◆ TASK DIRECTIONS ◆
Copy the material below line for line, without changing a single character.

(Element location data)
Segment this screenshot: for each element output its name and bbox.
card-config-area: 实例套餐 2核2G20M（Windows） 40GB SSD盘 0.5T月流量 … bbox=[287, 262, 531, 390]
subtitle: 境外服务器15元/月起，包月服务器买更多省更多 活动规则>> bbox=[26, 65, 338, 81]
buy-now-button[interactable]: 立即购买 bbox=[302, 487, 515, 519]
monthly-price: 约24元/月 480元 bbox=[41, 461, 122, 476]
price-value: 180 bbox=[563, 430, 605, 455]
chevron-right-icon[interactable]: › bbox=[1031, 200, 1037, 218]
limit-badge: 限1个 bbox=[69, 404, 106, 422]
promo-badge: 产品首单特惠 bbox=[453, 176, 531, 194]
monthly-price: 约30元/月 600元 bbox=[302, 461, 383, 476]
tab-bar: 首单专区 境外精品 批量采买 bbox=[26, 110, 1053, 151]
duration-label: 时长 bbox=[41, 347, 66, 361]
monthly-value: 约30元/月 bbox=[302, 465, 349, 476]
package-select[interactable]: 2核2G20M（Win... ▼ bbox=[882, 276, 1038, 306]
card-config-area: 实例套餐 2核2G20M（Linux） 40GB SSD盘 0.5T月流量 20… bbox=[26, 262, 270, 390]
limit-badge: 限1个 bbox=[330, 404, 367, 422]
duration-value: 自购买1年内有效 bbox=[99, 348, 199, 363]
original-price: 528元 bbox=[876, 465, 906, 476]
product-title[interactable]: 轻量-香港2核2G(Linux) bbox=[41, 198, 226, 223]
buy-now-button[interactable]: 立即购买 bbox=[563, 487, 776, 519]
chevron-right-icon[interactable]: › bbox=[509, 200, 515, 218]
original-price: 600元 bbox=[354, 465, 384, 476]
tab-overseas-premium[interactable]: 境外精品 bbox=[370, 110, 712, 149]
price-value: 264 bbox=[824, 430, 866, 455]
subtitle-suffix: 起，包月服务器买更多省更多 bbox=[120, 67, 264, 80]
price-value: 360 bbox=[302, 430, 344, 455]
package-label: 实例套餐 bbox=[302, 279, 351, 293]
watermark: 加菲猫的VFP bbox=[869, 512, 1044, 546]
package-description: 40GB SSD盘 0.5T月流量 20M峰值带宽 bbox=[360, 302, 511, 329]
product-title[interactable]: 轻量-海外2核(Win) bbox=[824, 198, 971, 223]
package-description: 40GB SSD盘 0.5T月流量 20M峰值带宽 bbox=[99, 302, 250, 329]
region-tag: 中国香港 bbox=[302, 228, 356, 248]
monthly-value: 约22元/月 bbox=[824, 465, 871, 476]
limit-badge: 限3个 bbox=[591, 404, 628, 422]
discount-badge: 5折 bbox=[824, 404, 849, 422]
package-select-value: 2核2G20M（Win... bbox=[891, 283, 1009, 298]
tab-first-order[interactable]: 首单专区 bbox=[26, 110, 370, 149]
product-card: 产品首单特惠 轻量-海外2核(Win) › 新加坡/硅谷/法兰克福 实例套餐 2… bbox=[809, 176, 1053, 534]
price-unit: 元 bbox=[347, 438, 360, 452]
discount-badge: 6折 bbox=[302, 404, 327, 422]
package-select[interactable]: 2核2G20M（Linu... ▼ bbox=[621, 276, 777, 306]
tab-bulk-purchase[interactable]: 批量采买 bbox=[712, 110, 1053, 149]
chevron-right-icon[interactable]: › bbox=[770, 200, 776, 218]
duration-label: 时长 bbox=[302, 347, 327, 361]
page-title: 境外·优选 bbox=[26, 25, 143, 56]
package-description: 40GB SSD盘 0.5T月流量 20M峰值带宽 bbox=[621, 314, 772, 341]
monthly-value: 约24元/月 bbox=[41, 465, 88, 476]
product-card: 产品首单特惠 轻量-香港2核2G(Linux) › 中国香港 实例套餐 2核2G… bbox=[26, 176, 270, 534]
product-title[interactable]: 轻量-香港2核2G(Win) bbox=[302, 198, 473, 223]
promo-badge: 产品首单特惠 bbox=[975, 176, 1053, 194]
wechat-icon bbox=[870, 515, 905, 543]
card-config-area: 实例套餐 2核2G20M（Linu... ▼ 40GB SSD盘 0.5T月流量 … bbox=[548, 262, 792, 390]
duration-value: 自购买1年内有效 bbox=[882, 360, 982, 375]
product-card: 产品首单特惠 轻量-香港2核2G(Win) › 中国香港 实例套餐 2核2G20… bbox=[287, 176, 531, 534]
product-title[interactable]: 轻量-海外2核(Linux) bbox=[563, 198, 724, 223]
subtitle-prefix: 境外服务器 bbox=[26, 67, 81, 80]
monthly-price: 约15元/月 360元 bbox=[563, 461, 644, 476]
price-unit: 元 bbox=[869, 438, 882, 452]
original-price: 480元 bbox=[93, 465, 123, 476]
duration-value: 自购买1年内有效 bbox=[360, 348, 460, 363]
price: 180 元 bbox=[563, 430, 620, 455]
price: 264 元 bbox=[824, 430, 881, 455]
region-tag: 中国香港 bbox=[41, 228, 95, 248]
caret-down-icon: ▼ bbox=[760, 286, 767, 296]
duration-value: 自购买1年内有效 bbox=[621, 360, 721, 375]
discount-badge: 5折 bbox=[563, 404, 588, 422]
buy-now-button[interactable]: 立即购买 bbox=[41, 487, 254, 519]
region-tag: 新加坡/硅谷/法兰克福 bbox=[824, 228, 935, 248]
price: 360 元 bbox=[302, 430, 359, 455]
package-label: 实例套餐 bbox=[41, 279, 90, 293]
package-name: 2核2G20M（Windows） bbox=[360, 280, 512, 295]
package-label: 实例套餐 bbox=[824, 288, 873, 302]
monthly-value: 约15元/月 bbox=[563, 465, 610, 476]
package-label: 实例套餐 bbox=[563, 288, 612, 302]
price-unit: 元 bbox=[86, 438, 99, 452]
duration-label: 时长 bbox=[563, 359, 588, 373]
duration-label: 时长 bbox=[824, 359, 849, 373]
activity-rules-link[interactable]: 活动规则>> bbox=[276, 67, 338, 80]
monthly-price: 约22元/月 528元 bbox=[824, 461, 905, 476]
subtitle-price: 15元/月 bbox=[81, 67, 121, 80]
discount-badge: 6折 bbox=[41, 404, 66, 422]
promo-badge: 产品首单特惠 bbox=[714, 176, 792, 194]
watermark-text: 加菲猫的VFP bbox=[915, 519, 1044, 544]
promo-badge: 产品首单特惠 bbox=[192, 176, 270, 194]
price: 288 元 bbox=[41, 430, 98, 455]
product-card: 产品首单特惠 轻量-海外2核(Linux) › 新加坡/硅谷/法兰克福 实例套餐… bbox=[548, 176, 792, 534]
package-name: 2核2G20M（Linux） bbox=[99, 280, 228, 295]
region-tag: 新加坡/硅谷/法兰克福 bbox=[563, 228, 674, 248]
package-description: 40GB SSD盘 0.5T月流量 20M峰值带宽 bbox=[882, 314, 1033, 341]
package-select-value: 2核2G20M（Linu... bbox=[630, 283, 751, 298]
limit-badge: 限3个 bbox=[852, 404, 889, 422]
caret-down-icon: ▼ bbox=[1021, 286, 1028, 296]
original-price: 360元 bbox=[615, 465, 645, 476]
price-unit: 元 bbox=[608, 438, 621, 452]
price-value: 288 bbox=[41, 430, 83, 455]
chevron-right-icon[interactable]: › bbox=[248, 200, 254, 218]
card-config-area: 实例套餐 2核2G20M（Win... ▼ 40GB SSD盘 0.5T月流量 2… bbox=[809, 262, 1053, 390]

◆ EXERCISE RESULT ◆
Segment this screenshot: for each element output its name and bbox.
card-config-area: 实例套餐 2核2G20M（Windows） 40GB SSD盘 0.5T月流量 … bbox=[287, 262, 531, 390]
subtitle: 境外服务器15元/月起，包月服务器买更多省更多 活动规则>> bbox=[26, 65, 338, 81]
buy-now-button[interactable]: 立即购买 bbox=[302, 487, 515, 519]
monthly-price: 约24元/月 480元 bbox=[41, 461, 122, 476]
price-value: 180 bbox=[563, 430, 605, 455]
chevron-right-icon[interactable]: › bbox=[1031, 200, 1037, 218]
limit-badge: 限1个 bbox=[69, 404, 106, 422]
promo-badge: 产品首单特惠 bbox=[453, 176, 531, 194]
monthly-price: 约30元/月 600元 bbox=[302, 461, 383, 476]
tab-bar: 首单专区 境外精品 批量采买 bbox=[26, 110, 1053, 151]
duration-label: 时长 bbox=[41, 347, 66, 361]
monthly-value: 约30元/月 bbox=[302, 465, 349, 476]
package-select[interactable]: 2核2G20M（Win... ▼ bbox=[882, 276, 1038, 306]
card-config-area: 实例套餐 2核2G20M（Linux） 40GB SSD盘 0.5T月流量 20… bbox=[26, 262, 270, 390]
limit-badge: 限1个 bbox=[330, 404, 367, 422]
duration-value: 自购买1年内有效 bbox=[99, 348, 199, 363]
original-price: 528元 bbox=[876, 465, 906, 476]
product-title[interactable]: 轻量-香港2核2G(Linux) bbox=[41, 198, 226, 223]
buy-now-button[interactable]: 立即购买 bbox=[563, 487, 776, 519]
chevron-right-icon[interactable]: › bbox=[509, 200, 515, 218]
original-price: 600元 bbox=[354, 465, 384, 476]
tab-overseas-premium[interactable]: 境外精品 bbox=[370, 110, 712, 149]
price-value: 264 bbox=[824, 430, 866, 455]
subtitle-suffix: 起，包月服务器买更多省更多 bbox=[120, 67, 264, 80]
price-value: 360 bbox=[302, 430, 344, 455]
package-label: 实例套餐 bbox=[302, 279, 351, 293]
watermark: 加菲猫的VFP bbox=[869, 512, 1044, 546]
package-description: 40GB SSD盘 0.5T月流量 20M峰值带宽 bbox=[360, 302, 511, 329]
product-title[interactable]: 轻量-海外2核(Win) bbox=[824, 198, 971, 223]
package-description: 40GB SSD盘 0.5T月流量 20M峰值带宽 bbox=[99, 302, 250, 329]
region-tag: 中国香港 bbox=[302, 228, 356, 248]
monthly-value: 约22元/月 bbox=[824, 465, 871, 476]
limit-badge: 限3个 bbox=[591, 404, 628, 422]
discount-badge: 5折 bbox=[824, 404, 849, 422]
package-select-value: 2核2G20M（Win... bbox=[891, 283, 1009, 298]
tab-first-order[interactable]: 首单专区 bbox=[26, 110, 370, 149]
product-card: 产品首单特惠 轻量-海外2核(Win) › 新加坡/硅谷/法兰克福 实例套餐 2… bbox=[809, 176, 1053, 534]
price-unit: 元 bbox=[347, 438, 360, 452]
discount-badge: 6折 bbox=[302, 404, 327, 422]
package-select[interactable]: 2核2G20M（Linu... ▼ bbox=[621, 276, 777, 306]
tab-bulk-purchase[interactable]: 批量采买 bbox=[712, 110, 1053, 149]
chevron-right-icon[interactable]: › bbox=[770, 200, 776, 218]
duration-label: 时长 bbox=[302, 347, 327, 361]
page-title: 境外·优选 bbox=[26, 25, 143, 56]
package-description: 40GB SSD盘 0.5T月流量 20M峰值带宽 bbox=[621, 314, 772, 341]
monthly-value: 约24元/月 bbox=[41, 465, 88, 476]
product-card: 产品首单特惠 轻量-香港2核2G(Linux) › 中国香港 实例套餐 2核2G… bbox=[26, 176, 270, 534]
product-title[interactable]: 轻量-香港2核2G(Win) bbox=[302, 198, 473, 223]
promo-badge: 产品首单特惠 bbox=[975, 176, 1053, 194]
wechat-icon bbox=[870, 515, 905, 543]
card-config-area: 实例套餐 2核2G20M（Linu... ▼ 40GB SSD盘 0.5T月流量 … bbox=[548, 262, 792, 390]
duration-value: 自购买1年内有效 bbox=[882, 360, 982, 375]
product-card: 产品首单特惠 轻量-香港2核2G(Win) › 中国香港 实例套餐 2核2G20… bbox=[287, 176, 531, 534]
product-title[interactable]: 轻量-海外2核(Linux) bbox=[563, 198, 724, 223]
subtitle-prefix: 境外服务器 bbox=[26, 67, 81, 80]
monthly-price: 约15元/月 360元 bbox=[563, 461, 644, 476]
price-unit: 元 bbox=[869, 438, 882, 452]
original-price: 480元 bbox=[93, 465, 123, 476]
duration-value: 自购买1年内有效 bbox=[360, 348, 460, 363]
price: 180 元 bbox=[563, 430, 620, 455]
price: 264 元 bbox=[824, 430, 881, 455]
region-tag: 中国香港 bbox=[41, 228, 95, 248]
caret-down-icon: ▼ bbox=[760, 286, 767, 296]
duration-value: 自购买1年内有效 bbox=[621, 360, 721, 375]
discount-badge: 5折 bbox=[563, 404, 588, 422]
buy-now-button[interactable]: 立即购买 bbox=[41, 487, 254, 519]
region-tag: 新加坡/硅谷/法兰克福 bbox=[824, 228, 935, 248]
price: 360 元 bbox=[302, 430, 359, 455]
package-label: 实例套餐 bbox=[41, 279, 90, 293]
package-name: 2核2G20M（Windows） bbox=[360, 280, 512, 295]
package-label: 实例套餐 bbox=[824, 288, 873, 302]
monthly-value: 约15元/月 bbox=[563, 465, 610, 476]
package-label: 实例套餐 bbox=[563, 288, 612, 302]
price-unit: 元 bbox=[86, 438, 99, 452]
duration-label: 时长 bbox=[563, 359, 588, 373]
duration-label: 时长 bbox=[824, 359, 849, 373]
activity-rules-link[interactable]: 活动规则>> bbox=[276, 67, 338, 80]
monthly-price: 约22元/月 528元 bbox=[824, 461, 905, 476]
subtitle-price: 15元/月 bbox=[81, 67, 121, 80]
discount-badge: 6折 bbox=[41, 404, 66, 422]
promo-badge: 产品首单特惠 bbox=[714, 176, 792, 194]
watermark-text: 加菲猫的VFP bbox=[915, 519, 1044, 544]
promo-badge: 产品首单特惠 bbox=[192, 176, 270, 194]
price: 288 元 bbox=[41, 430, 98, 455]
product-card: 产品首单特惠 轻量-海外2核(Linux) › 新加坡/硅谷/法兰克福 实例套餐… bbox=[548, 176, 792, 534]
package-name: 2核2G20M（Linux） bbox=[99, 280, 228, 295]
region-tag: 新加坡/硅谷/法兰克福 bbox=[563, 228, 674, 248]
package-description: 40GB SSD盘 0.5T月流量 20M峰值带宽 bbox=[882, 314, 1033, 341]
package-select-value: 2核2G20M（Linu... bbox=[630, 283, 751, 298]
limit-badge: 限3个 bbox=[852, 404, 889, 422]
caret-down-icon: ▼ bbox=[1021, 286, 1028, 296]
original-price: 360元 bbox=[615, 465, 645, 476]
price-unit: 元 bbox=[608, 438, 621, 452]
price-value: 288 bbox=[41, 430, 83, 455]
chevron-right-icon[interactable]: › bbox=[248, 200, 254, 218]
card-config-area: 实例套餐 2核2G20M（Win... ▼ 40GB SSD盘 0.5T月流量 2… bbox=[809, 262, 1053, 390]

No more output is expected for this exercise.